- WHAT THE EXERCISE ASKS -
Every line of the data that contains the string "avait" must be copied.

- RECORDS PROVIDED -
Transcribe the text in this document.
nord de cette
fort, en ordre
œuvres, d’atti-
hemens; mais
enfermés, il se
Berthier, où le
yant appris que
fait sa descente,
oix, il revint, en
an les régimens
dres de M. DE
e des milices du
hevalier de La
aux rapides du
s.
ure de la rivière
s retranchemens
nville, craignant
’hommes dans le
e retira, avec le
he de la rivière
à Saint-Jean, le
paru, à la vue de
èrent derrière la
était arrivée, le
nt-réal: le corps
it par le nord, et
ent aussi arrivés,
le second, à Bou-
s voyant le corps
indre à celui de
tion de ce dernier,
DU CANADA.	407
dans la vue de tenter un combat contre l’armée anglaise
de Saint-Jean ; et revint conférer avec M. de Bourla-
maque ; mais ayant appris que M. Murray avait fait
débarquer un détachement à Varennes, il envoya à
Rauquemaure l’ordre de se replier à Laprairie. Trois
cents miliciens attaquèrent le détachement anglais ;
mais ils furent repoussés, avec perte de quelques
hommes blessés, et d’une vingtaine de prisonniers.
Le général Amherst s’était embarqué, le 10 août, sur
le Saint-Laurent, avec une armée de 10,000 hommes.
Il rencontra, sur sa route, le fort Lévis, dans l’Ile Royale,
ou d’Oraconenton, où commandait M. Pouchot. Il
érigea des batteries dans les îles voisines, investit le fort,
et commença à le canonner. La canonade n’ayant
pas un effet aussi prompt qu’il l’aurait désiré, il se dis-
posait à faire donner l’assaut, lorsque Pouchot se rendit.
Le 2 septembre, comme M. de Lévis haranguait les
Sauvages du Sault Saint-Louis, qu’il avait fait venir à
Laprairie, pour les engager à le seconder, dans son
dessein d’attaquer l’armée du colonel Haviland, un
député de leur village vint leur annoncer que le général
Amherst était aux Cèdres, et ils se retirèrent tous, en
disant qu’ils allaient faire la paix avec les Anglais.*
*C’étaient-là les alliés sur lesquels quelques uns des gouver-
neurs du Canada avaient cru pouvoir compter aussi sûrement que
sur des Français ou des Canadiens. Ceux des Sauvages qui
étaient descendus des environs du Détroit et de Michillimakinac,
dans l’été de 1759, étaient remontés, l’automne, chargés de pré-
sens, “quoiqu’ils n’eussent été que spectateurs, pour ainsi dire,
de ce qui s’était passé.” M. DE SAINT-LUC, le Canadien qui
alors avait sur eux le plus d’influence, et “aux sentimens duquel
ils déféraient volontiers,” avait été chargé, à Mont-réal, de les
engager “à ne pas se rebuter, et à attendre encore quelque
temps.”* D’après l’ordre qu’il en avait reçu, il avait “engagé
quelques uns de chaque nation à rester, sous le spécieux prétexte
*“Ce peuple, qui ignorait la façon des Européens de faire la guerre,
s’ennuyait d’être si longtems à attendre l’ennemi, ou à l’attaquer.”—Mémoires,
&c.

- FULL ANSWER -
maque ; mais ayant appris que M. Murray avait fait
Sauvages du Sault Saint-Louis, qu’il avait fait venir à
alors avait sur eux le plus d’influence, et “aux sentimens duquel
ils déféraient volontiers,” avait été chargé, à Mont-réal, de les
temps.”* D’après l’ordre qu’il en avait reçu, il avait “engagé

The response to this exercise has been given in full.